YOUR GOAL
The records that follow must be repeated verbatim, every one of them.

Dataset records
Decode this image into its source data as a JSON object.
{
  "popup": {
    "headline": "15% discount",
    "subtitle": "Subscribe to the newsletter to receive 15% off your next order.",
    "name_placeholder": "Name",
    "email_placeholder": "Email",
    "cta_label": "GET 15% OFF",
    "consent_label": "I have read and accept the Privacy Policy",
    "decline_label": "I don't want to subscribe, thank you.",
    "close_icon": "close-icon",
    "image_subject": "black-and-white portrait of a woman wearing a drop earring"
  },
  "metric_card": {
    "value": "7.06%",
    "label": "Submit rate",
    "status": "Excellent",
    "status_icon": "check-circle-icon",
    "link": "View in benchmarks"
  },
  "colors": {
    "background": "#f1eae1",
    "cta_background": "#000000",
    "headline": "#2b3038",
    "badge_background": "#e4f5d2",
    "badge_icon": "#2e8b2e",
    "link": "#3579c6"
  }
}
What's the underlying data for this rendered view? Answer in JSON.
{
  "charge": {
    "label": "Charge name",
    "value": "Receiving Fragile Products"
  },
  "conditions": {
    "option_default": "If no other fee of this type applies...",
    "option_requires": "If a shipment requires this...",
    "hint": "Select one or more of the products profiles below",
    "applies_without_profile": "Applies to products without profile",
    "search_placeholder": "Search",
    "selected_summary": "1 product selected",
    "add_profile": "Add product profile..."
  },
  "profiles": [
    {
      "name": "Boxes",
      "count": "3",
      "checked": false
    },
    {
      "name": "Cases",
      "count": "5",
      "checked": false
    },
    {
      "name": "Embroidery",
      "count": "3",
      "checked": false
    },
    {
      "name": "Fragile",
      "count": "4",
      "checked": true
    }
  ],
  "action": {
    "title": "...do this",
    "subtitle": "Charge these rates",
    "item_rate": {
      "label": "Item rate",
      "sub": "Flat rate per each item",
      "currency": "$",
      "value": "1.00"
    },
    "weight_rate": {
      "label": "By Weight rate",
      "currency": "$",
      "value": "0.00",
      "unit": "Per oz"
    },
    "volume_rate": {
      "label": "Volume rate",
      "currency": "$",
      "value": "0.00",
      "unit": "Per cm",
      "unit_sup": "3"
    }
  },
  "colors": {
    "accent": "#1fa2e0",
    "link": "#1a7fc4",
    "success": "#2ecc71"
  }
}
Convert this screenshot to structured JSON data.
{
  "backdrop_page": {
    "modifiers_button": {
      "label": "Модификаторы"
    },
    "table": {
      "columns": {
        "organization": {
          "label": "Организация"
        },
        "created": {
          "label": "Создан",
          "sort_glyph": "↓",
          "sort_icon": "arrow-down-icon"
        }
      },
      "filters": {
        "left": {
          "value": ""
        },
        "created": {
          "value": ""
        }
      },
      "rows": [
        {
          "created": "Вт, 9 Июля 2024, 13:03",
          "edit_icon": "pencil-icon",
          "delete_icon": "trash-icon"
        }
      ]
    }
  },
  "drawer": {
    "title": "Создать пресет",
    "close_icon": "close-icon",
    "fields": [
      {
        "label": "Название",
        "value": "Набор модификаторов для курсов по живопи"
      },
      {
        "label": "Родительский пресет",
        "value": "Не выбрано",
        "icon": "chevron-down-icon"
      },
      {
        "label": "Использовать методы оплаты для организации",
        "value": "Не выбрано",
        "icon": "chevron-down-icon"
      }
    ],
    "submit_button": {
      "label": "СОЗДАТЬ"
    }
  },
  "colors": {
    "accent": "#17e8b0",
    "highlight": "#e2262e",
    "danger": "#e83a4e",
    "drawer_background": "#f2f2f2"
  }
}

WRITTEN REPLY
Decode this image into its source data as a JSON object.
{
  "popup": {
    "headline": "15% discount",
    "subtitle": "Subscribe to the newsletter to receive 15% off your next order.",
    "name_placeholder": "Name",
    "email_placeholder": "Email",
    "cta_label": "GET 15% OFF",
    "consent_label": "I have read and accept the Privacy Policy",
    "decline_label": "I don't want to subscribe, thank you.",
    "close_icon": "close-icon",
    "image_subject": "black-and-white portrait of a woman wearing a drop earring"
  },
  "metric_card": {
    "value": "7.06%",
    "label": "Submit rate",
    "status": "Excellent",
    "status_icon": "check-circle-icon",
    "link": "View in benchmarks"
  },
  "colors": {
    "background": "#f1eae1",
    "cta_background": "#000000",
    "headline": "#2b3038",
    "badge_background": "#e4f5d2",
    "badge_icon": "#2e8b2e",
    "link": "#3579c6"
  }
}
What's the underlying data for this rendered view? Answer in JSON.
{
  "charge": {
    "label": "Charge name",
    "value": "Receiving Fragile Products"
  },
  "conditions": {
    "option_default": "If no other fee of this type applies...",
    "option_requires": "If a shipment requires this...",
    "hint": "Select one or more of the products profiles below",
    "applies_without_profile": "Applies to products without profile",
    "search_placeholder": "Search",
    "selected_summary": "1 product selected",
    "add_profile": "Add product profile..."
  },
  "profiles": [
    {
      "name": "Boxes",
      "count": "3",
      "checked": false
    },
    {
      "name": "Cases",
      "count": "5",
      "checked": false
    },
    {
      "name": "Embroidery",
      "count": "3",
      "checked": false
    },
    {
      "name": "Fragile",
      "count": "4",
      "checked": true
    }
  ],
  "action": {
    "title": "...do this",
    "subtitle": "Charge these rates",
    "item_rate": {
      "label": "Item rate",
      "sub": "Flat rate per each item",
      "currency": "$",
      "value": "1.00"
    },
    "weight_rate": {
      "label": "By Weight rate",
      "currency": "$",
      "value": "0.00",
      "unit": "Per oz"
    },
    "volume_rate": {
      "label": "Volume rate",
      "currency": "$",
      "value": "0.00",
      "unit": "Per cm",
      "unit_sup": "3"
    }
  },
  "colors": {
    "accent": "#1fa2e0",
    "link": "#1a7fc4",
    "success": "#2ecc71"
  }
}
Convert this screenshot to structured JSON data.
{
  "backdrop_page": {
    "modifiers_button": {
      "label": "Модификаторы"
    },
    "table": {
      "columns": {
        "organization": {
          "label": "Организация"
        },
        "created": {
          "label": "Создан",
          "sort_glyph": "↓",
          "sort_icon": "arrow-down-icon"
        }
      },
      "filters": {
        "left": {
          "value": ""
        },
        "created": {
          "value": ""
        }
      },
      "rows": [
        {
          "created": "Вт, 9 Июля 2024, 13:03",
          "edit_icon": "pencil-icon",
          "delete_icon": "trash-icon"
        }
      ]
    }
  },
  "drawer": {
    "title": "Создать пресет",
    "close_icon": "close-icon",
    "fields": [
      {
        "label": "Название",
        "value": "Набор модификаторов для курсов по живопи"
      },
      {
        "label": "Родительский пресет",
        "value": "Не выбрано",
        "icon": "chevron-down-icon"
      },
      {
        "label": "Использовать методы оплаты для организации",
        "value": "Не выбрано",
        "icon": "chevron-down-icon"
      }
    ],
    "submit_button": {
      "label": "СОЗДАТЬ"
    }
  },
  "colors": {
    "accent": "#17e8b0",
    "highlight": "#e2262e",
    "danger": "#e83a4e",
    "drawer_background": "#f2f2f2"
  }
}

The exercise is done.